Problem set →
1. The review of an introductory book on ancient theater below mentions practical questions that the book answers. List each of them.
2. According to the review of an introductory book on ancient theater below, in what year was Antigone first performed?

This is a six-chapter general introduction to Greek tragedy, Old Comedy and Roman Comedy, with illustrations, questions and activities for students, and short annotated bibliographies of secondary sources in English. It is comparable in scope to E. Simon’s The Ancient Theatre (English tr. Methuen 1982), but written for a more junior and less academic audience, and it includes more textual material. The series “Inside the Ancient World”, which has published two other titles by the same author, serves UK students preparing for their General Certificate of Secondary Education (GCSE) exams in the areas of Classical Civilization and Classical Studies. These replaced the older O-level (more academic) and CSE (less academic) exams in 1988, and are normally written at age 16. Because the present reviewer is not familiar with the specific requirements of these exams, this review will limit itself to a more general assessment of the book as a high school text for American students in their sophomore or junior year.
The book has two main objectives: to provide basic handbook knowledge of ancient theater and to pique students’ interest in the subject by describing, in a very vivid way, the experience of an ancient performance. It would nicely supplement the reading of plays in translation in theater studies and literature classes, as well as classical civilization courses, but does not presume it. The first chapter covers sources for the study of Greek drama and its origins and religious context, with brief introductions to the major dramatic forms and the three tragedians (the latter are too short to be much use, and most of the space is taken up by photos). There follows an imaginary account of the preparations for the first performance of Antigone in 442, including the duties of the choregoi, selection of actors and judges, and seating the audience (chapter 2). Taylor (henceforth T.) answers practical questions (how much did tickets cost, what exactly did the choregos have to pay for, how were plays “advertised”) and spins an engaging narrative out of the efforts of Sophocles and “Bion” (the possible name of Sophocles’ choregos in 448-71) to win the first prize in the competition. Chapter 2 sets readers up for the story of the performance in chapter 3, where T. takes us through the events of the play, imagining the different reactions of the audience, author and sponsor, as well as the concerns of the actors, particularly the tritagonist (“Dicaiarchos”) who plays four different roles. T. uses Dicaiarchos’ quick changes to illustrate the effects of the three-actor rule. This chapter is very effective in conveying the book’s central point that ancient dramas need to be understood as performances, not just texts.

Data excerpt →

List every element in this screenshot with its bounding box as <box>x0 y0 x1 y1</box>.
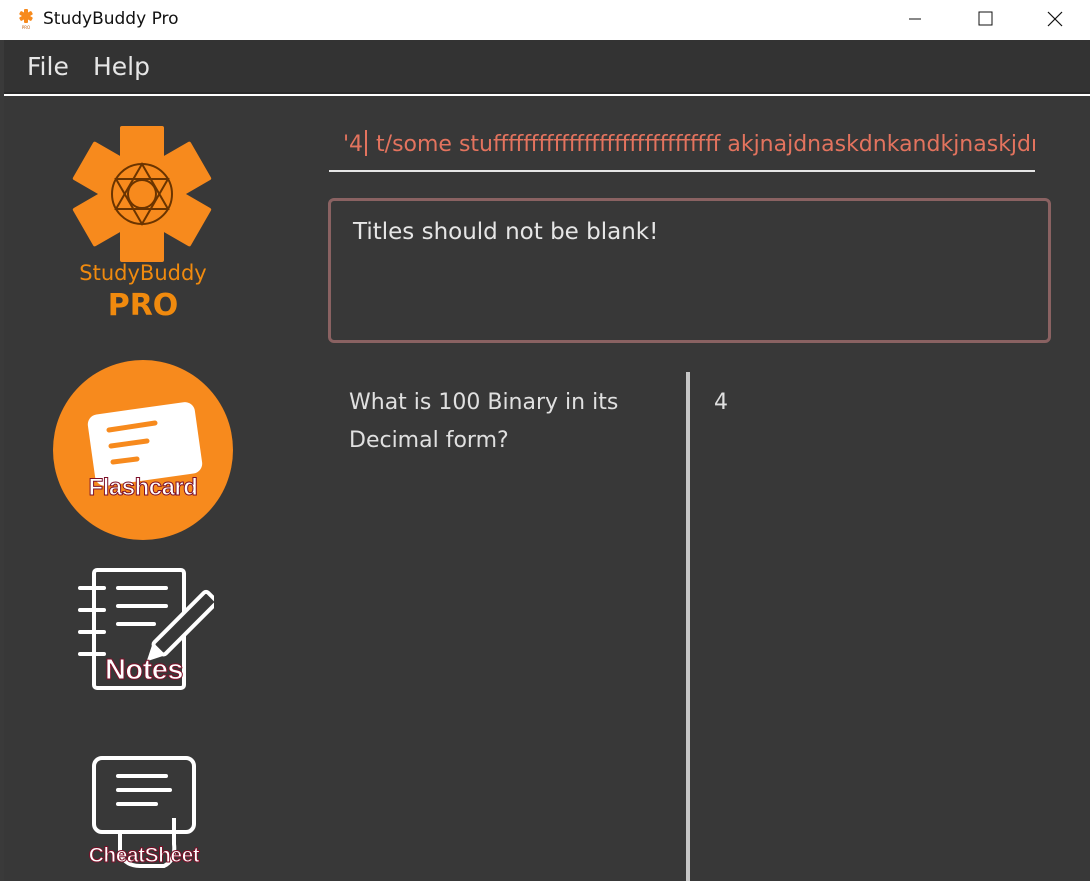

Solution list →
1.
- How much did tickets cost?
- What exactly did the choregos have to pay for?
- How were plays "advertised"?

2. 442